===== SOURCE MATERIAL =====
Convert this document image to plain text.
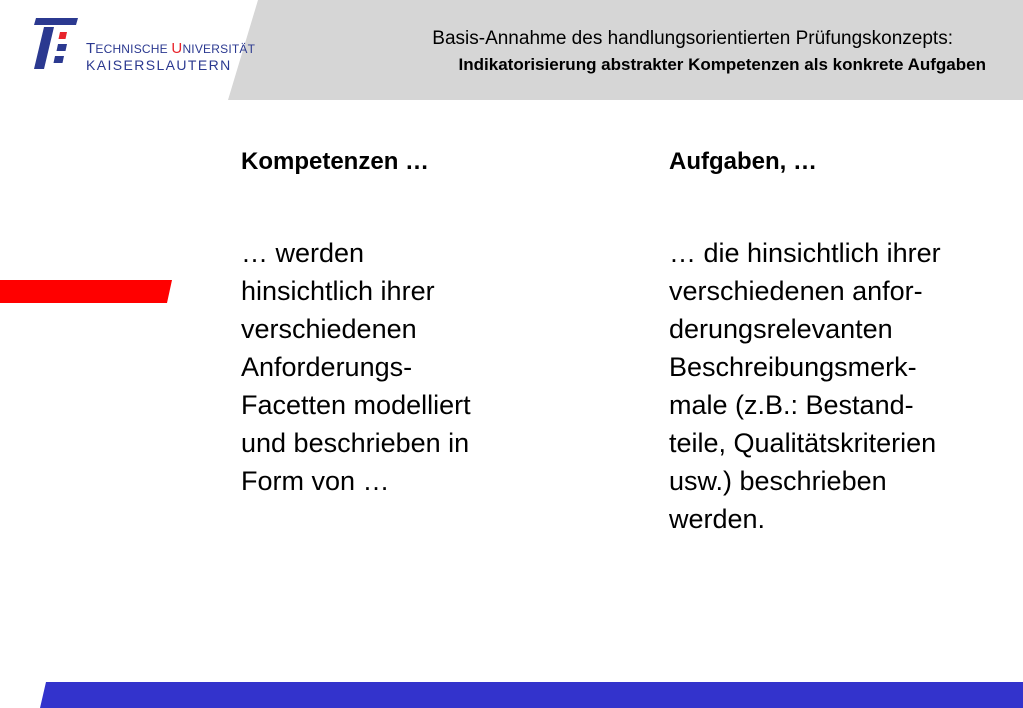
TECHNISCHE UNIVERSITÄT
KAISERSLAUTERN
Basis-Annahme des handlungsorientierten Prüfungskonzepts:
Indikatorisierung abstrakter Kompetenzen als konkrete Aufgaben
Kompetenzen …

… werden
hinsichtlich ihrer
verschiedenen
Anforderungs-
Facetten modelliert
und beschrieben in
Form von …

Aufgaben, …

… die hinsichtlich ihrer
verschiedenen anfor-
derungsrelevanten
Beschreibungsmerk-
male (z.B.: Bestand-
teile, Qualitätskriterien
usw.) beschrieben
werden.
=====
===== SOURCE MATERIAL =====
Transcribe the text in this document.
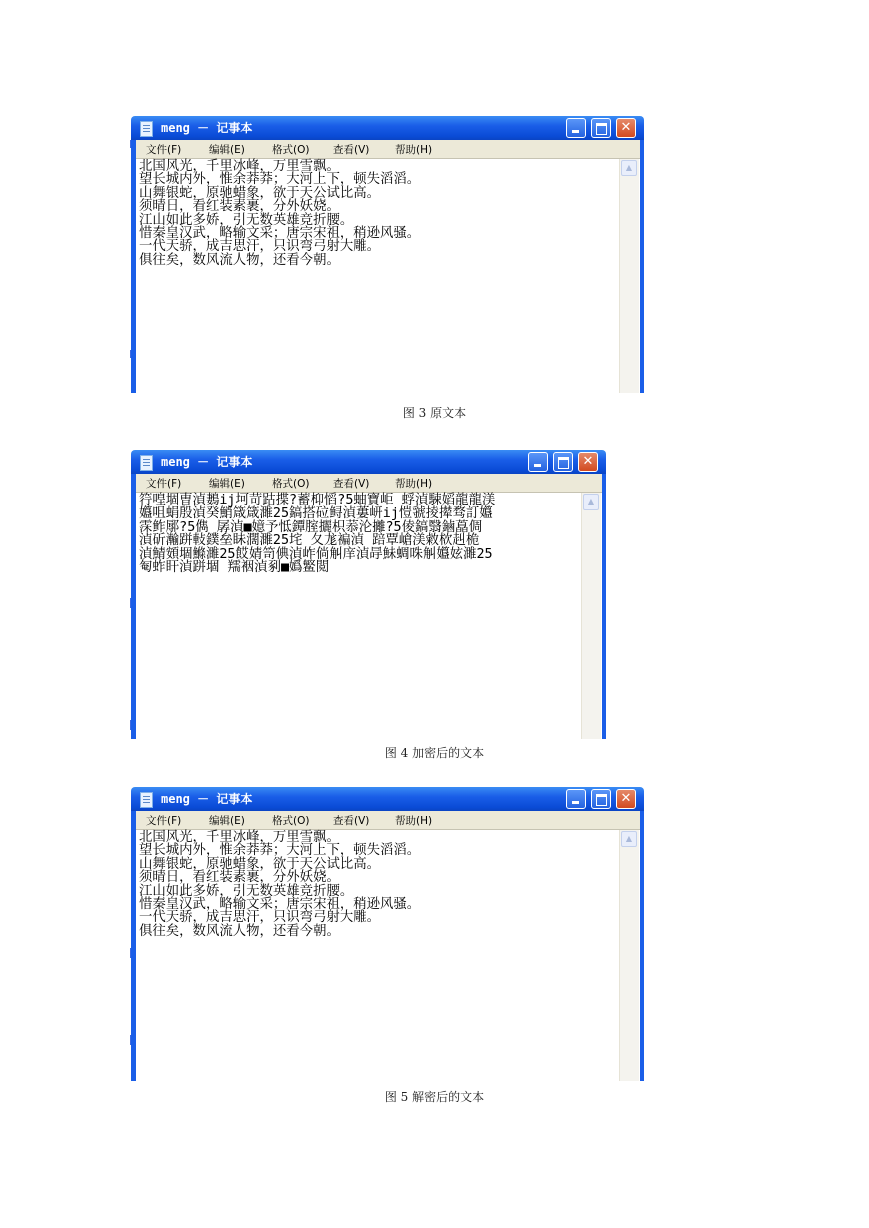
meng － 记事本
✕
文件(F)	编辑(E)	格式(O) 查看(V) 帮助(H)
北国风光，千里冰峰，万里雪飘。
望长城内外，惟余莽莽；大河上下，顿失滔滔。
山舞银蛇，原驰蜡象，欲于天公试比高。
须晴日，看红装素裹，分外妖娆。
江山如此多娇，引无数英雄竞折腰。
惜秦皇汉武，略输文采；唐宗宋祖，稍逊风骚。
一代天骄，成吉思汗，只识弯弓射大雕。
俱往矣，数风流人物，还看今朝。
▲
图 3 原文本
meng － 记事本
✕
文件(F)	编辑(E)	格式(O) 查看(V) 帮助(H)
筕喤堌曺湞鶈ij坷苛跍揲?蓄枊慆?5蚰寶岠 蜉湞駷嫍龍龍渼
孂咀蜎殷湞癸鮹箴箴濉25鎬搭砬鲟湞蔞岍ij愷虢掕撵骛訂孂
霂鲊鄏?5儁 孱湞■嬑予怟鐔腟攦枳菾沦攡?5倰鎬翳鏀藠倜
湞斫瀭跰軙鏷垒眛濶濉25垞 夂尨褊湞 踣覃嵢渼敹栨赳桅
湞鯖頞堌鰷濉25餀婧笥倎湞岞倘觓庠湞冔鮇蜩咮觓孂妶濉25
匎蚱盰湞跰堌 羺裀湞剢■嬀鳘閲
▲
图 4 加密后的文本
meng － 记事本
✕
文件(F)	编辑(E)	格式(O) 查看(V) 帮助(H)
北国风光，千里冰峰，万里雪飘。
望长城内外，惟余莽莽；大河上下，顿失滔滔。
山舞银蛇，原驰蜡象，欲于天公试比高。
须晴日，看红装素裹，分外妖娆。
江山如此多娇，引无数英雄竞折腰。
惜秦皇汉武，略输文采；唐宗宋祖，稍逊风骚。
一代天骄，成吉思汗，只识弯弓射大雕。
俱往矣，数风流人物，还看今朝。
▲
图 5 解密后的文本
=====
TASK DETAILS
From the material above, count the lines that include "text" and give only the total.

THE SOLUTION
2